EXERCISE DIRECTIONS:
Any pictures in the records below should be skipped; write out everything else exactly.

— begin THE INPUT —

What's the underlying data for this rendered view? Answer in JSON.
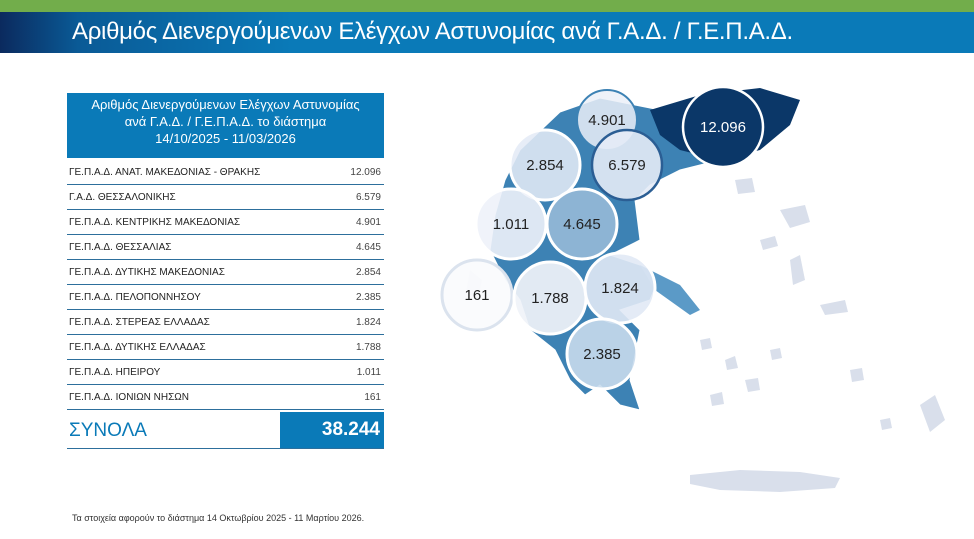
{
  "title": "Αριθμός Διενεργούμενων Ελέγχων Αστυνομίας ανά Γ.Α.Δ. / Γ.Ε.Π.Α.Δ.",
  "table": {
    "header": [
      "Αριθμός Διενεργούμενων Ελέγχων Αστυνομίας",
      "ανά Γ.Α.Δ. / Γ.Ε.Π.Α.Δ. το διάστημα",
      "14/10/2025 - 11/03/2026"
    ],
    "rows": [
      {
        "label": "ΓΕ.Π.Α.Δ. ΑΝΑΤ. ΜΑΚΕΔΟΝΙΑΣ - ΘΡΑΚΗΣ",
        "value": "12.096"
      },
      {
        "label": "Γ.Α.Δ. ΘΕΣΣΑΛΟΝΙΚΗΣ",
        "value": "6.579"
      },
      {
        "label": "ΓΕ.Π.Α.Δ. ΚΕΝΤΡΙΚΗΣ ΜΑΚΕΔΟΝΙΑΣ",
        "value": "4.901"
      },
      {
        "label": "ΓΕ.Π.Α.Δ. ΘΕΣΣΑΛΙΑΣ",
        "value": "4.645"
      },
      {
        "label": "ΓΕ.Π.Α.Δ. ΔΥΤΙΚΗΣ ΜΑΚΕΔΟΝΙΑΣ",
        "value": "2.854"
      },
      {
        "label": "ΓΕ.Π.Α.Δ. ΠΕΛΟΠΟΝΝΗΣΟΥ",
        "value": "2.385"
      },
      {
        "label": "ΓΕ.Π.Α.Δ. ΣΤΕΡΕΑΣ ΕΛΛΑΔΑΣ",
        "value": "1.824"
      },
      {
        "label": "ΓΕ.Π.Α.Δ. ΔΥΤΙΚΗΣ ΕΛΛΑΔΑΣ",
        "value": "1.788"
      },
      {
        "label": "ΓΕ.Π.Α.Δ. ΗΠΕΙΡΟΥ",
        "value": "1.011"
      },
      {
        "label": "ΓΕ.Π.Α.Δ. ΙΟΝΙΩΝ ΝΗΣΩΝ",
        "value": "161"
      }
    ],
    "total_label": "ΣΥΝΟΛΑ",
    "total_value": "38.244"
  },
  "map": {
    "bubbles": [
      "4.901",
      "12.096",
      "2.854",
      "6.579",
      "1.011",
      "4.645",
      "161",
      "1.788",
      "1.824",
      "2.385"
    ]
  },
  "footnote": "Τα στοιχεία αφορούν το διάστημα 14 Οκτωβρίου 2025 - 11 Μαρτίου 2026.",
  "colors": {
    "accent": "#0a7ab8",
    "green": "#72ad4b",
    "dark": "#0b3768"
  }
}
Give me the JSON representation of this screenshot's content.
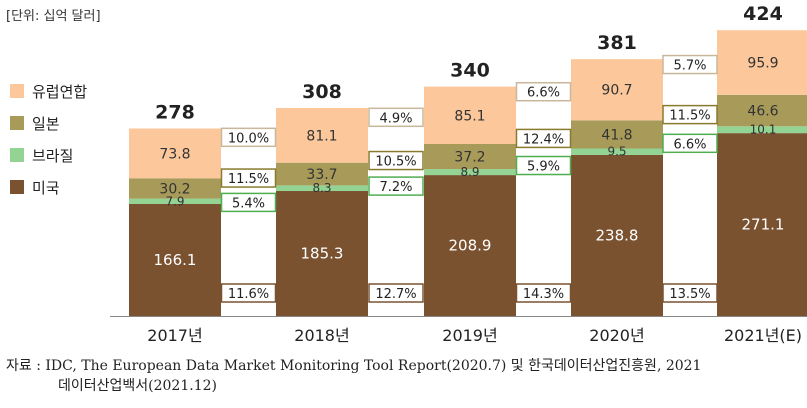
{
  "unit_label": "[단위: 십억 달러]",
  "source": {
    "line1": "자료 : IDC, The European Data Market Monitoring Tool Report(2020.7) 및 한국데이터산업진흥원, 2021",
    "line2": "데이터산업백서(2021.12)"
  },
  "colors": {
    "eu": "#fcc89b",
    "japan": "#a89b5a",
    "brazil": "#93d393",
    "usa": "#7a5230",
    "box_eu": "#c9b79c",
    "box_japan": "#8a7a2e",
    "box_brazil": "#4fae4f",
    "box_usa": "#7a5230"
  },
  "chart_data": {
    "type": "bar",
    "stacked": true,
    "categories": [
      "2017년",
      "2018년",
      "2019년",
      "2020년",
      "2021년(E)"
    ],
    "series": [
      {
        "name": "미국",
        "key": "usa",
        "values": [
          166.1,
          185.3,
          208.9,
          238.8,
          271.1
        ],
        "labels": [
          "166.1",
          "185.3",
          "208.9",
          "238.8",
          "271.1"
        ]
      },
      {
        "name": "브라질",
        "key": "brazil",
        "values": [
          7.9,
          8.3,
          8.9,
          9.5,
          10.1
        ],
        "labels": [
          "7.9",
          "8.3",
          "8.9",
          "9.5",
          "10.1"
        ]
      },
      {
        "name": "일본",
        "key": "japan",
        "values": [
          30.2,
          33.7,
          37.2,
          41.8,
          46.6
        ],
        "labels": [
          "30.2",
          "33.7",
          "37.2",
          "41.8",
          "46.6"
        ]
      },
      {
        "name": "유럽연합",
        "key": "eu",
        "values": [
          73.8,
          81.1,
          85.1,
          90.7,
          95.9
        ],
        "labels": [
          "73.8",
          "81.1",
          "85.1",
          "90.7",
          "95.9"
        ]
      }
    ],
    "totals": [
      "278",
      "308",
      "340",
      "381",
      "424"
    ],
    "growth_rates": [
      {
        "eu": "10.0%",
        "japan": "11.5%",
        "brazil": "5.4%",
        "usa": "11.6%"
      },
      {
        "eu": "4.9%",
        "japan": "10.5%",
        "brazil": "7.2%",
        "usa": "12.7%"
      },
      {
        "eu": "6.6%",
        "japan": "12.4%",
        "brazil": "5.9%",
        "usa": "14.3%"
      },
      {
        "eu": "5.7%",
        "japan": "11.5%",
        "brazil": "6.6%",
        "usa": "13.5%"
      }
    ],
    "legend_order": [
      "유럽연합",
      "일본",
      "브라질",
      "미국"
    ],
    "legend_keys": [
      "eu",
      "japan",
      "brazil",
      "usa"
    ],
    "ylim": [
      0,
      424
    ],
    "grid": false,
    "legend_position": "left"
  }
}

— end THE INPUT —

ANSWER IN FULL:
What's the underlying data for this rendered view? Answer in JSON.
{
  "title": "Αριθμός Διενεργούμενων Ελέγχων Αστυνομίας ανά Γ.Α.Δ. / Γ.Ε.Π.Α.Δ.",
  "table": {
    "header": [
      "Αριθμός Διενεργούμενων Ελέγχων Αστυνομίας",
      "ανά Γ.Α.Δ. / Γ.Ε.Π.Α.Δ. το διάστημα",
      "14/10/2025 - 11/03/2026"
    ],
    "rows": [
      {
        "label": "ΓΕ.Π.Α.Δ. ΑΝΑΤ. ΜΑΚΕΔΟΝΙΑΣ - ΘΡΑΚΗΣ",
        "value": "12.096"
      },
      {
        "label": "Γ.Α.Δ. ΘΕΣΣΑΛΟΝΙΚΗΣ",
        "value": "6.579"
      },
      {
        "label": "ΓΕ.Π.Α.Δ. ΚΕΝΤΡΙΚΗΣ ΜΑΚΕΔΟΝΙΑΣ",
        "value": "4.901"
      },
      {
        "label": "ΓΕ.Π.Α.Δ. ΘΕΣΣΑΛΙΑΣ",
        "value": "4.645"
      },
      {
        "label": "ΓΕ.Π.Α.Δ. ΔΥΤΙΚΗΣ ΜΑΚΕΔΟΝΙΑΣ",
        "value": "2.854"
      },
      {
        "label": "ΓΕ.Π.Α.Δ. ΠΕΛΟΠΟΝΝΗΣΟΥ",
        "value": "2.385"
      },
      {
        "label": "ΓΕ.Π.Α.Δ. ΣΤΕΡΕΑΣ ΕΛΛΑΔΑΣ",
        "value": "1.824"
      },
      {
        "label": "ΓΕ.Π.Α.Δ. ΔΥΤΙΚΗΣ ΕΛΛΑΔΑΣ",
        "value": "1.788"
      },
      {
        "label": "ΓΕ.Π.Α.Δ. ΗΠΕΙΡΟΥ",
        "value": "1.011"
      },
      {
        "label": "ΓΕ.Π.Α.Δ. ΙΟΝΙΩΝ ΝΗΣΩΝ",
        "value": "161"
      }
    ],
    "total_label": "ΣΥΝΟΛΑ",
    "total_value": "38.244"
  },
  "map": {
    "bubbles": [
      "4.901",
      "12.096",
      "2.854",
      "6.579",
      "1.011",
      "4.645",
      "161",
      "1.788",
      "1.824",
      "2.385"
    ]
  },
  "footnote": "Τα στοιχεία αφορούν το διάστημα 14 Οκτωβρίου 2025 - 11 Μαρτίου 2026.",
  "colors": {
    "accent": "#0a7ab8",
    "green": "#72ad4b",
    "dark": "#0b3768"
  }
}
Give me the JSON representation of this screenshot's content.
{
  "unit_label": "[단위: 십억 달러]",
  "source": {
    "line1": "자료 : IDC, The European Data Market Monitoring Tool Report(2020.7) 및 한국데이터산업진흥원, 2021",
    "line2": "데이터산업백서(2021.12)"
  },
  "colors": {
    "eu": "#fcc89b",
    "japan": "#a89b5a",
    "brazil": "#93d393",
    "usa": "#7a5230",
    "box_eu": "#c9b79c",
    "box_japan": "#8a7a2e",
    "box_brazil": "#4fae4f",
    "box_usa": "#7a5230"
  },
  "chart_data": {
    "type": "bar",
    "stacked": true,
    "categories": [
      "2017년",
      "2018년",
      "2019년",
      "2020년",
      "2021년(E)"
    ],
    "series": [
      {
        "name": "미국",
        "key": "usa",
        "values": [
          166.1,
          185.3,
          208.9,
          238.8,
          271.1
        ],
        "labels": [
          "166.1",
          "185.3",
          "208.9",
          "238.8",
          "271.1"
        ]
      },
      {
        "name": "브라질",
        "key": "brazil",
        "values": [
          7.9,
          8.3,
          8.9,
          9.5,
          10.1
        ],
        "labels": [
          "7.9",
          "8.3",
          "8.9",
          "9.5",
          "10.1"
        ]
      },
      {
        "name": "일본",
        "key": "japan",
        "values": [
          30.2,
          33.7,
          37.2,
          41.8,
          46.6
        ],
        "labels": [
          "30.2",
          "33.7",
          "37.2",
          "41.8",
          "46.6"
        ]
      },
      {
        "name": "유럽연합",
        "key": "eu",
        "values": [
          73.8,
          81.1,
          85.1,
          90.7,
          95.9
        ],
        "labels": [
          "73.8",
          "81.1",
          "85.1",
          "90.7",
          "95.9"
        ]
      }
    ],
    "totals": [
      "278",
      "308",
      "340",
      "381",
      "424"
    ],
    "growth_rates": [
      {
        "eu": "10.0%",
        "japan": "11.5%",
        "brazil": "5.4%",
        "usa": "11.6%"
      },
      {
        "eu": "4.9%",
        "japan": "10.5%",
        "brazil": "7.2%",
        "usa": "12.7%"
      },
      {
        "eu": "6.6%",
        "japan": "12.4%",
        "brazil": "5.9%",
        "usa": "14.3%"
      },
      {
        "eu": "5.7%",
        "japan": "11.5%",
        "brazil": "6.6%",
        "usa": "13.5%"
      }
    ],
    "legend_order": [
      "유럽연합",
      "일본",
      "브라질",
      "미국"
    ],
    "legend_keys": [
      "eu",
      "japan",
      "brazil",
      "usa"
    ],
    "ylim": [
      0,
      424
    ],
    "grid": false,
    "legend_position": "left"
  }
}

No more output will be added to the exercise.